▸ Exercise
Omit all images. Transcribe the rest of the material below exactly.

▸ Available records

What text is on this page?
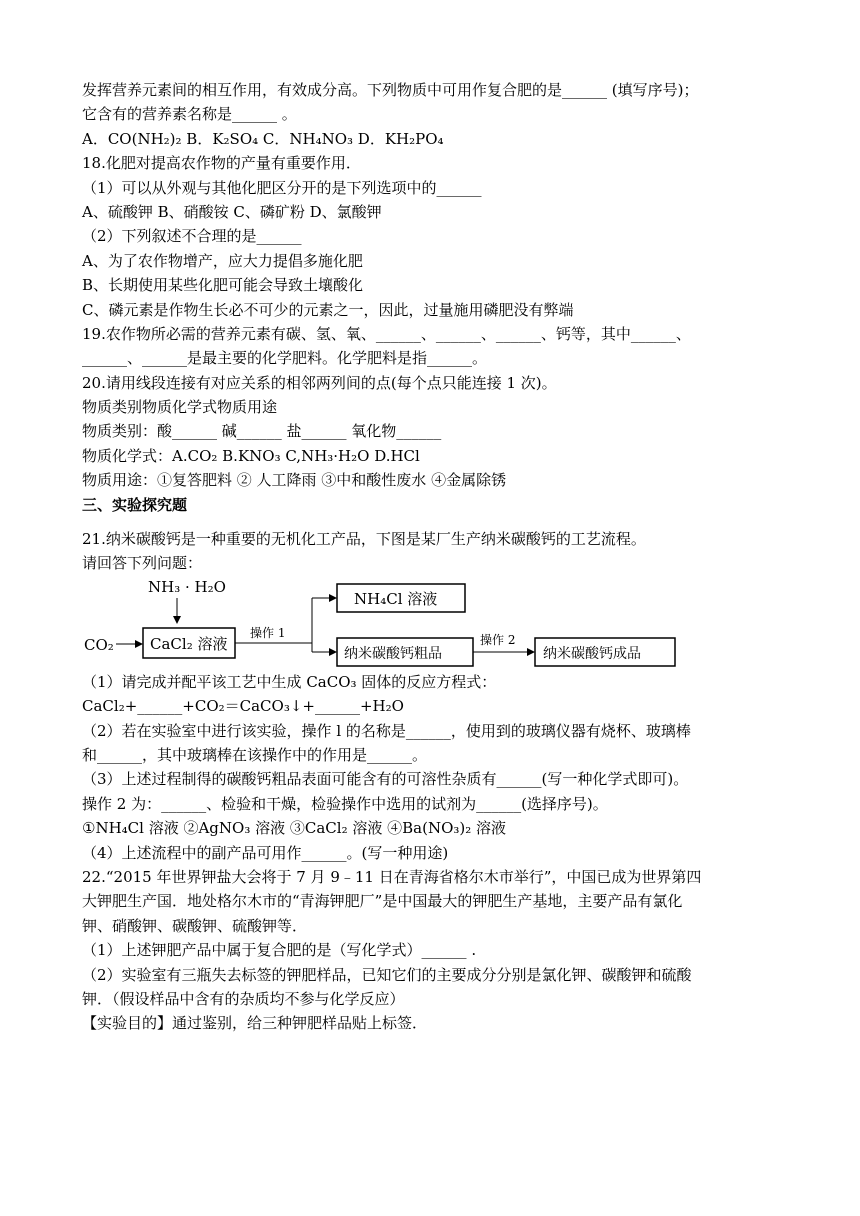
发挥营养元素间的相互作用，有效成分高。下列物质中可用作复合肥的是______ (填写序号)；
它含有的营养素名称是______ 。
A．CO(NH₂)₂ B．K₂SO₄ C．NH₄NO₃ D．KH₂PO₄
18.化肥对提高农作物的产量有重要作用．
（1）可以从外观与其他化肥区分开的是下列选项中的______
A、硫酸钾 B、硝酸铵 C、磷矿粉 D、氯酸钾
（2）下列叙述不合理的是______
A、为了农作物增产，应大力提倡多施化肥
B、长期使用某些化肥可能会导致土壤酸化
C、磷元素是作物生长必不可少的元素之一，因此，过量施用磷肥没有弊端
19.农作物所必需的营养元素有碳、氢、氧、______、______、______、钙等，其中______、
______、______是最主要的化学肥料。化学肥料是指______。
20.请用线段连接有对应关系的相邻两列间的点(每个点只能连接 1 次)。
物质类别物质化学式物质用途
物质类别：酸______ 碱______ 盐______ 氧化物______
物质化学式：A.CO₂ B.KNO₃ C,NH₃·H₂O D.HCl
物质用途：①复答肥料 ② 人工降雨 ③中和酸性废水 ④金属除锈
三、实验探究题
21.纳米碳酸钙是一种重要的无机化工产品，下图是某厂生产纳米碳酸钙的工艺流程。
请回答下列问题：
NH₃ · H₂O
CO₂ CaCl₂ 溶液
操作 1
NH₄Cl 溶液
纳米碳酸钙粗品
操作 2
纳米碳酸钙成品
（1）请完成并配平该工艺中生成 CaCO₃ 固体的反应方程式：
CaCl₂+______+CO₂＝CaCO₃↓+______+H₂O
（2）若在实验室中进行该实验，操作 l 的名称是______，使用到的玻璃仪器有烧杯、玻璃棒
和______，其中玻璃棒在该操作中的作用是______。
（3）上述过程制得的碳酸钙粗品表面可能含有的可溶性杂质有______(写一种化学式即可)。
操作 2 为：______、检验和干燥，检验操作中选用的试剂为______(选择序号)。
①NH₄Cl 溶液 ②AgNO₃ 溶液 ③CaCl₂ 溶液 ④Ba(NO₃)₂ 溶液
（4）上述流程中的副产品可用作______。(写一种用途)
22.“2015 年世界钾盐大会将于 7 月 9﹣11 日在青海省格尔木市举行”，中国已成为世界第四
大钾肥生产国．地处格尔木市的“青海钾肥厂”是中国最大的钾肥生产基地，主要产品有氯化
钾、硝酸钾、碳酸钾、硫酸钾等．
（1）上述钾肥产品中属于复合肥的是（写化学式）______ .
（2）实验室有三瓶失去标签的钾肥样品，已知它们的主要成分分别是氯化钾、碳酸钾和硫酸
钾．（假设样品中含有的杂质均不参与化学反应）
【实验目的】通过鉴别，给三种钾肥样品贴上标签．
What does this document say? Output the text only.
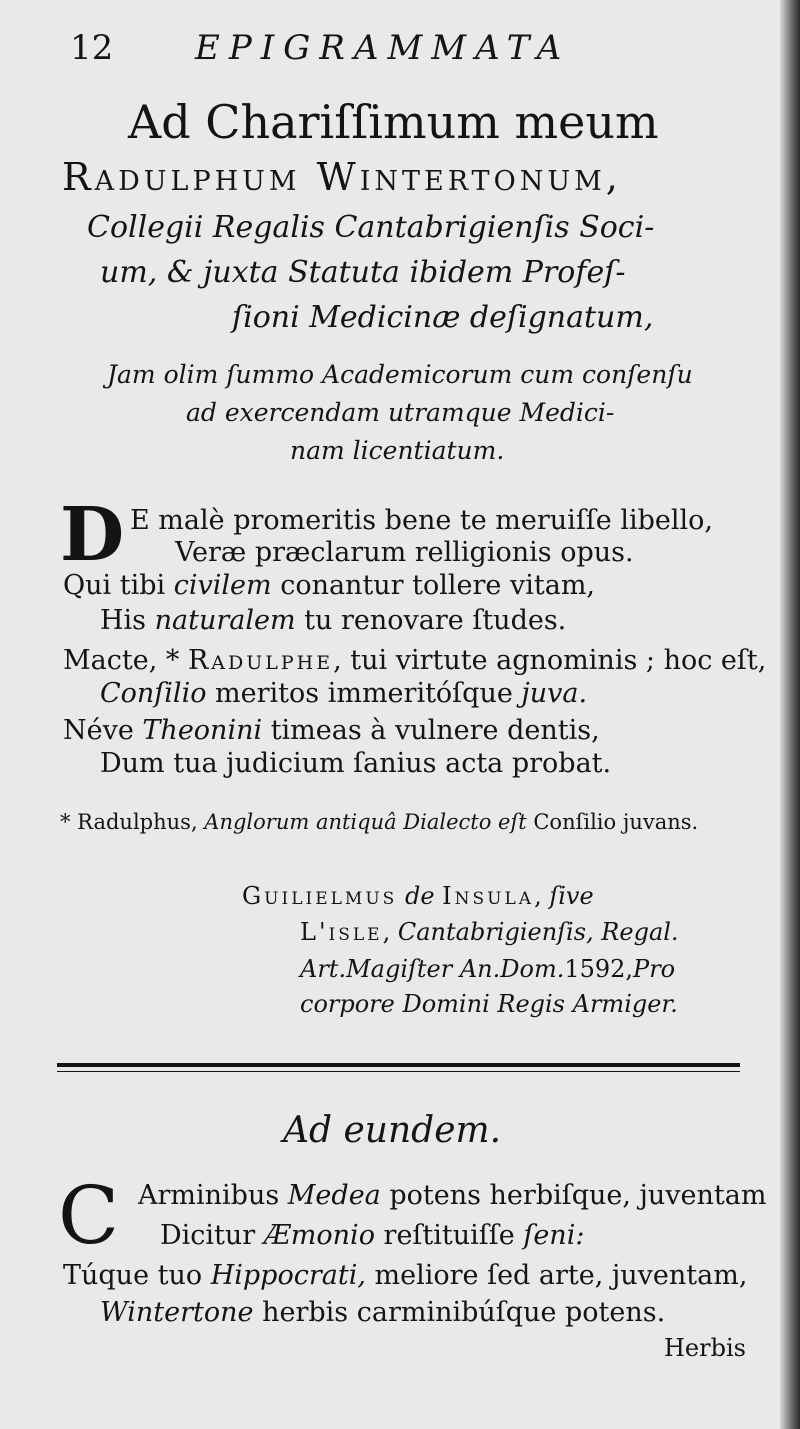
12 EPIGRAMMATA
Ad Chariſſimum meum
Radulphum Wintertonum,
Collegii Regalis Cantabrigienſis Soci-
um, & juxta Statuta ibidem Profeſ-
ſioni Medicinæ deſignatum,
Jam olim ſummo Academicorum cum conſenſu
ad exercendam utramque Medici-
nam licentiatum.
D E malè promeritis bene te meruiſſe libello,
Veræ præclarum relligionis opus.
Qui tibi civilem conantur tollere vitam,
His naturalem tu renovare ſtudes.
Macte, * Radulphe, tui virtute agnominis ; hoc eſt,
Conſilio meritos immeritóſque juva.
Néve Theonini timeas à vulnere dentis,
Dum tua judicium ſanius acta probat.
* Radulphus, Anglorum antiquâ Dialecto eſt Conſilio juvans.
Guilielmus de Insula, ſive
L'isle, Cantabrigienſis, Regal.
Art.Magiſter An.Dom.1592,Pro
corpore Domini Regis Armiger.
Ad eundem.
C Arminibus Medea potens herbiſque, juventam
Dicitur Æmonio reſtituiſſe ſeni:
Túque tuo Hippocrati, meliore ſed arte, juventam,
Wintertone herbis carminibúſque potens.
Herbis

▸ Answer to this exercise
What text is on this page?
发挥营养元素间的相互作用，有效成分高。下列物质中可用作复合肥的是______ (填写序号)；
它含有的营养素名称是______ 。
A．CO(NH₂)₂ B．K₂SO₄ C．NH₄NO₃ D．KH₂PO₄
18.化肥对提高农作物的产量有重要作用．
（1）可以从外观与其他化肥区分开的是下列选项中的______
A、硫酸钾 B、硝酸铵 C、磷矿粉 D、氯酸钾
（2）下列叙述不合理的是______
A、为了农作物增产，应大力提倡多施化肥
B、长期使用某些化肥可能会导致土壤酸化
C、磷元素是作物生长必不可少的元素之一，因此，过量施用磷肥没有弊端
19.农作物所必需的营养元素有碳、氢、氧、______、______、______、钙等，其中______、
______、______是最主要的化学肥料。化学肥料是指______。
20.请用线段连接有对应关系的相邻两列间的点(每个点只能连接 1 次)。
物质类别物质化学式物质用途
物质类别：酸______ 碱______ 盐______ 氧化物______
物质化学式：A.CO₂ B.KNO₃ C,NH₃·H₂O D.HCl
物质用途：①复答肥料 ② 人工降雨 ③中和酸性废水 ④金属除锈
三、实验探究题
21.纳米碳酸钙是一种重要的无机化工产品，下图是某厂生产纳米碳酸钙的工艺流程。
请回答下列问题：
NH₃ · H₂O
CO₂ CaCl₂ 溶液
操作 1
NH₄Cl 溶液
纳米碳酸钙粗品
操作 2
纳米碳酸钙成品
（1）请完成并配平该工艺中生成 CaCO₃ 固体的反应方程式：
CaCl₂+______+CO₂＝CaCO₃↓+______+H₂O
（2）若在实验室中进行该实验，操作 l 的名称是______，使用到的玻璃仪器有烧杯、玻璃棒
和______，其中玻璃棒在该操作中的作用是______。
（3）上述过程制得的碳酸钙粗品表面可能含有的可溶性杂质有______(写一种化学式即可)。
操作 2 为：______、检验和干燥，检验操作中选用的试剂为______(选择序号)。
①NH₄Cl 溶液 ②AgNO₃ 溶液 ③CaCl₂ 溶液 ④Ba(NO₃)₂ 溶液
（4）上述流程中的副产品可用作______。(写一种用途)
22.“2015 年世界钾盐大会将于 7 月 9﹣11 日在青海省格尔木市举行”，中国已成为世界第四
大钾肥生产国．地处格尔木市的“青海钾肥厂”是中国最大的钾肥生产基地，主要产品有氯化
钾、硝酸钾、碳酸钾、硫酸钾等．
（1）上述钾肥产品中属于复合肥的是（写化学式）______ .
（2）实验室有三瓶失去标签的钾肥样品，已知它们的主要成分分别是氯化钾、碳酸钾和硫酸
钾．（假设样品中含有的杂质均不参与化学反应）
【实验目的】通过鉴别，给三种钾肥样品贴上标签．
What does this document say? Output the text only.
12 EPIGRAMMATA
Ad Chariſſimum meum
Radulphum Wintertonum,
Collegii Regalis Cantabrigienſis Soci-
um, & juxta Statuta ibidem Profeſ-
ſioni Medicinæ deſignatum,
Jam olim ſummo Academicorum cum conſenſu
ad exercendam utramque Medici-
nam licentiatum.
D E malè promeritis bene te meruiſſe libello,
Veræ præclarum relligionis opus.
Qui tibi civilem conantur tollere vitam,
His naturalem tu renovare ſtudes.
Macte, * Radulphe, tui virtute agnominis ; hoc eſt,
Conſilio meritos immeritóſque juva.
Néve Theonini timeas à vulnere dentis,
Dum tua judicium ſanius acta probat.
* Radulphus, Anglorum antiquâ Dialecto eſt Conſilio juvans.
Guilielmus de Insula, ſive
L'isle, Cantabrigienſis, Regal.
Art.Magiſter An.Dom.1592,Pro
corpore Domini Regis Armiger.
Ad eundem.
C Arminibus Medea potens herbiſque, juventam
Dicitur Æmonio reſtituiſſe ſeni:
Túque tuo Hippocrati, meliore ſed arte, juventam,
Wintertone herbis carminibúſque potens.
Herbis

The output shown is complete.